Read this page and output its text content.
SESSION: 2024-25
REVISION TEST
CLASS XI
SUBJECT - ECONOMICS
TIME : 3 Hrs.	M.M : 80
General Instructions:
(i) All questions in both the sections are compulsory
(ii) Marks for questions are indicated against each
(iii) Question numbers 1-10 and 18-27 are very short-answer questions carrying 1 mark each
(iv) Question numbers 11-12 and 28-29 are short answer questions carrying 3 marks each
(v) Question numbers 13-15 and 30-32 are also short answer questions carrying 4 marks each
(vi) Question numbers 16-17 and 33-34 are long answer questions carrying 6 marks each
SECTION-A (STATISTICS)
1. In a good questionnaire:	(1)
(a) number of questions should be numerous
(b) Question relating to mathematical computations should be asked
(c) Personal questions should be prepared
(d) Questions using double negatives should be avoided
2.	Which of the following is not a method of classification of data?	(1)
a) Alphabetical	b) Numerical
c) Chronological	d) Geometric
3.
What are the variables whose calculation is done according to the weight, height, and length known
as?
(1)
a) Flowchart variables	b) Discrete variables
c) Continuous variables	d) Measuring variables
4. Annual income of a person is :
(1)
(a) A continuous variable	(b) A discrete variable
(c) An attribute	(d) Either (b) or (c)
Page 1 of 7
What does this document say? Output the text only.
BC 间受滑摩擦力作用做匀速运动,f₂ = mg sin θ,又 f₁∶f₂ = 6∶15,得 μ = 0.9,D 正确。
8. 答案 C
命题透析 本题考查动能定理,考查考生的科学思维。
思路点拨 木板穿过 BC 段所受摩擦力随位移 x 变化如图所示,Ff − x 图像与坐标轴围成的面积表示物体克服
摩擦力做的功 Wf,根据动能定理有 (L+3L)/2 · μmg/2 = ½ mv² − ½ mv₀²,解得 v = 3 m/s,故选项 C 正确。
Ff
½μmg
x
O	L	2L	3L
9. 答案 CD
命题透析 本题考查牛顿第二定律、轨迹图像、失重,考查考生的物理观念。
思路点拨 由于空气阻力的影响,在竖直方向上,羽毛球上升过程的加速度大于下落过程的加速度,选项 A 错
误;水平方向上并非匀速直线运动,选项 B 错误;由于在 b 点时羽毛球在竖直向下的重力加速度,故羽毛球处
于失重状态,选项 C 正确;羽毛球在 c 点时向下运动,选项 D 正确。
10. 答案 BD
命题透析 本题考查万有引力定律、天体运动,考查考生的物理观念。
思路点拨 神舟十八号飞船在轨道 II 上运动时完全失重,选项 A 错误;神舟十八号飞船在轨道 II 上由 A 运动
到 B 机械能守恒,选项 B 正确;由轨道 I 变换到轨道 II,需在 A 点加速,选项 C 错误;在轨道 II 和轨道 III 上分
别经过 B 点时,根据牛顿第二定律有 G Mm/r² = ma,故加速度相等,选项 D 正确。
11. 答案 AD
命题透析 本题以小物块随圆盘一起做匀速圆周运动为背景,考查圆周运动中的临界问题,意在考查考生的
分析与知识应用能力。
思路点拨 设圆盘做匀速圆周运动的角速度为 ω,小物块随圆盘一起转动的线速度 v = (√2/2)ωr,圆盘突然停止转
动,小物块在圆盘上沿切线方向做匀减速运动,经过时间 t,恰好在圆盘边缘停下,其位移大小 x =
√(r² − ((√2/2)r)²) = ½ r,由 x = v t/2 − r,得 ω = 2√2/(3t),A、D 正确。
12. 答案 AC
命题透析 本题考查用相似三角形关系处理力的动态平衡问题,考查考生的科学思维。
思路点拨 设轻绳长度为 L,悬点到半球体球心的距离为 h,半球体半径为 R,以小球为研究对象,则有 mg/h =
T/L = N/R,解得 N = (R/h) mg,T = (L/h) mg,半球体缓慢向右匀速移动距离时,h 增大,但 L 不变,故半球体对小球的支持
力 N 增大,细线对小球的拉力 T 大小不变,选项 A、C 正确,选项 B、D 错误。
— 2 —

What is needed
Output the whole listing above again, word for word.

Correct output
Read this page and output its text content.
SESSION: 2024-25
REVISION TEST
CLASS XI
SUBJECT - ECONOMICS
TIME : 3 Hrs.	M.M : 80
General Instructions:
(i) All questions in both the sections are compulsory
(ii) Marks for questions are indicated against each
(iii) Question numbers 1-10 and 18-27 are very short-answer questions carrying 1 mark each
(iv) Question numbers 11-12 and 28-29 are short answer questions carrying 3 marks each
(v) Question numbers 13-15 and 30-32 are also short answer questions carrying 4 marks each
(vi) Question numbers 16-17 and 33-34 are long answer questions carrying 6 marks each
SECTION-A (STATISTICS)
1. In a good questionnaire:	(1)
(a) number of questions should be numerous
(b) Question relating to mathematical computations should be asked
(c) Personal questions should be prepared
(d) Questions using double negatives should be avoided
2.	Which of the following is not a method of classification of data?	(1)
a) Alphabetical	b) Numerical
c) Chronological	d) Geometric
3.
What are the variables whose calculation is done according to the weight, height, and length known
as?
(1)
a) Flowchart variables	b) Discrete variables
c) Continuous variables	d) Measuring variables
4. Annual income of a person is :
(1)
(a) A continuous variable	(b) A discrete variable
(c) An attribute	(d) Either (b) or (c)
Page 1 of 7
What does this document say? Output the text only.
BC 间受滑摩擦力作用做匀速运动,f₂ = mg sin θ,又 f₁∶f₂ = 6∶15,得 μ = 0.9,D 正确。
8. 答案 C
命题透析 本题考查动能定理,考查考生的科学思维。
思路点拨 木板穿过 BC 段所受摩擦力随位移 x 变化如图所示,Ff − x 图像与坐标轴围成的面积表示物体克服
摩擦力做的功 Wf,根据动能定理有 (L+3L)/2 · μmg/2 = ½ mv² − ½ mv₀²,解得 v = 3 m/s,故选项 C 正确。
Ff
½μmg
x
O	L	2L	3L
9. 答案 CD
命题透析 本题考查牛顿第二定律、轨迹图像、失重,考查考生的物理观念。
思路点拨 由于空气阻力的影响,在竖直方向上,羽毛球上升过程的加速度大于下落过程的加速度,选项 A 错
误;水平方向上并非匀速直线运动,选项 B 错误;由于在 b 点时羽毛球在竖直向下的重力加速度,故羽毛球处
于失重状态,选项 C 正确;羽毛球在 c 点时向下运动,选项 D 正确。
10. 答案 BD
命题透析 本题考查万有引力定律、天体运动,考查考生的物理观念。
思路点拨 神舟十八号飞船在轨道 II 上运动时完全失重,选项 A 错误;神舟十八号飞船在轨道 II 上由 A 运动
到 B 机械能守恒,选项 B 正确;由轨道 I 变换到轨道 II,需在 A 点加速,选项 C 错误;在轨道 II 和轨道 III 上分
别经过 B 点时,根据牛顿第二定律有 G Mm/r² = ma,故加速度相等,选项 D 正确。
11. 答案 AD
命题透析 本题以小物块随圆盘一起做匀速圆周运动为背景,考查圆周运动中的临界问题,意在考查考生的
分析与知识应用能力。
思路点拨 设圆盘做匀速圆周运动的角速度为 ω,小物块随圆盘一起转动的线速度 v = (√2/2)ωr,圆盘突然停止转
动,小物块在圆盘上沿切线方向做匀减速运动,经过时间 t,恰好在圆盘边缘停下,其位移大小 x =
√(r² − ((√2/2)r)²) = ½ r,由 x = v t/2 − r,得 ω = 2√2/(3t),A、D 正确。
12. 答案 AC
命题透析 本题考查用相似三角形关系处理力的动态平衡问题,考查考生的科学思维。
思路点拨 设轻绳长度为 L,悬点到半球体球心的距离为 h,半球体半径为 R,以小球为研究对象,则有 mg/h =
T/L = N/R,解得 N = (R/h) mg,T = (L/h) mg,半球体缓慢向右匀速移动距离时,h 增大,但 L 不变,故半球体对小球的支持
力 N 增大,细线对小球的拉力 T 大小不变,选项 A、C 正确,选项 B、D 错误。
— 2 —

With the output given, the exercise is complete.